* RECORDS FOR PROCESSING
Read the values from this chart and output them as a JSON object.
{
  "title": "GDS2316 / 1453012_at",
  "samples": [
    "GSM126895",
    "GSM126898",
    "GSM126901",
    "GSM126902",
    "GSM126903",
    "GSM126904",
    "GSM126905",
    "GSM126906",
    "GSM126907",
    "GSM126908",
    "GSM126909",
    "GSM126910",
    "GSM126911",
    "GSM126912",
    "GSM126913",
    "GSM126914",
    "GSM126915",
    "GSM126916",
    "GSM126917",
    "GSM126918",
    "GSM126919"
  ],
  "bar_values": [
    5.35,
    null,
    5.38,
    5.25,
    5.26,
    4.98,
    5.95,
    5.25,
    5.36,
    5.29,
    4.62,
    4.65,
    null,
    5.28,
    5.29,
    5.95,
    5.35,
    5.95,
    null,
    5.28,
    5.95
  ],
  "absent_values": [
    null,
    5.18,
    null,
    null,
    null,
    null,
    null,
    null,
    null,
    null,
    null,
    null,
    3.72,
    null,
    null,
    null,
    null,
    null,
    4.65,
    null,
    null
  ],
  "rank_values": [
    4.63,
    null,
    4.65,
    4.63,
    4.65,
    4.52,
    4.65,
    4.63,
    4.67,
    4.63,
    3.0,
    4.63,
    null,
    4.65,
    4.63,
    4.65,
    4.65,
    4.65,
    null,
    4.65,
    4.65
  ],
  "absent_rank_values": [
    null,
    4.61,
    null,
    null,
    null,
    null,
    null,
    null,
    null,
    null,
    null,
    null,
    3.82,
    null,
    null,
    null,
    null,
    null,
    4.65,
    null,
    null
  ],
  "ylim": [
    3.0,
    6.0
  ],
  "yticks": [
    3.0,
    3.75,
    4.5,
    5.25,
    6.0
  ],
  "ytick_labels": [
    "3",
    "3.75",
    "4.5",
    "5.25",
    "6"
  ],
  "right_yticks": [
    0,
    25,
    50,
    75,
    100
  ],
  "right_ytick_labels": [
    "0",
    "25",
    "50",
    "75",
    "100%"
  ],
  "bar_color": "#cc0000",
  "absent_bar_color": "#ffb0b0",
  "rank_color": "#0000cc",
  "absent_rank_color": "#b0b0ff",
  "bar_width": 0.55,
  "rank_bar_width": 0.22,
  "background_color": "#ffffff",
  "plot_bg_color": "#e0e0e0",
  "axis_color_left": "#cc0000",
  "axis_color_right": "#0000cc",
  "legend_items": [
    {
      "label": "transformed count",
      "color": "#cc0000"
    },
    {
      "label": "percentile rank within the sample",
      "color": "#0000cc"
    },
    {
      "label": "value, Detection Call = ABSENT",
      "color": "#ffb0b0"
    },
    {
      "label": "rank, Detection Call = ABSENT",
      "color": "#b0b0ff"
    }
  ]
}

* STATED TASK
Hand back the material above in full, exactly as written.

* SOLUTION FOR THIS PROBLEM
Read the values from this chart and output them as a JSON object.
{
  "title": "GDS2316 / 1453012_at",
  "samples": [
    "GSM126895",
    "GSM126898",
    "GSM126901",
    "GSM126902",
    "GSM126903",
    "GSM126904",
    "GSM126905",
    "GSM126906",
    "GSM126907",
    "GSM126908",
    "GSM126909",
    "GSM126910",
    "GSM126911",
    "GSM126912",
    "GSM126913",
    "GSM126914",
    "GSM126915",
    "GSM126916",
    "GSM126917",
    "GSM126918",
    "GSM126919"
  ],
  "bar_values": [
    5.35,
    null,
    5.38,
    5.25,
    5.26,
    4.98,
    5.95,
    5.25,
    5.36,
    5.29,
    4.62,
    4.65,
    null,
    5.28,
    5.29,
    5.95,
    5.35,
    5.95,
    null,
    5.28,
    5.95
  ],
  "absent_values": [
    null,
    5.18,
    null,
    null,
    null,
    null,
    null,
    null,
    null,
    null,
    null,
    null,
    3.72,
    null,
    null,
    null,
    null,
    null,
    4.65,
    null,
    null
  ],
  "rank_values": [
    4.63,
    null,
    4.65,
    4.63,
    4.65,
    4.52,
    4.65,
    4.63,
    4.67,
    4.63,
    3.0,
    4.63,
    null,
    4.65,
    4.63,
    4.65,
    4.65,
    4.65,
    null,
    4.65,
    4.65
  ],
  "absent_rank_values": [
    null,
    4.61,
    null,
    null,
    null,
    null,
    null,
    null,
    null,
    null,
    null,
    null,
    3.82,
    null,
    null,
    null,
    null,
    null,
    4.65,
    null,
    null
  ],
  "ylim": [
    3.0,
    6.0
  ],
  "yticks": [
    3.0,
    3.75,
    4.5,
    5.25,
    6.0
  ],
  "ytick_labels": [
    "3",
    "3.75",
    "4.5",
    "5.25",
    "6"
  ],
  "right_yticks": [
    0,
    25,
    50,
    75,
    100
  ],
  "right_ytick_labels": [
    "0",
    "25",
    "50",
    "75",
    "100%"
  ],
  "bar_color": "#cc0000",
  "absent_bar_color": "#ffb0b0",
  "rank_color": "#0000cc",
  "absent_rank_color": "#b0b0ff",
  "bar_width": 0.55,
  "rank_bar_width": 0.22,
  "background_color": "#ffffff",
  "plot_bg_color": "#e0e0e0",
  "axis_color_left": "#cc0000",
  "axis_color_right": "#0000cc",
  "legend_items": [
    {
      "label": "transformed count",
      "color": "#cc0000"
    },
    {
      "label": "percentile rank within the sample",
      "color": "#0000cc"
    },
    {
      "label": "value, Detection Call = ABSENT",
      "color": "#ffb0b0"
    },
    {
      "label": "rank, Detection Call = ABSENT",
      "color": "#b0b0ff"
    }
  ]
}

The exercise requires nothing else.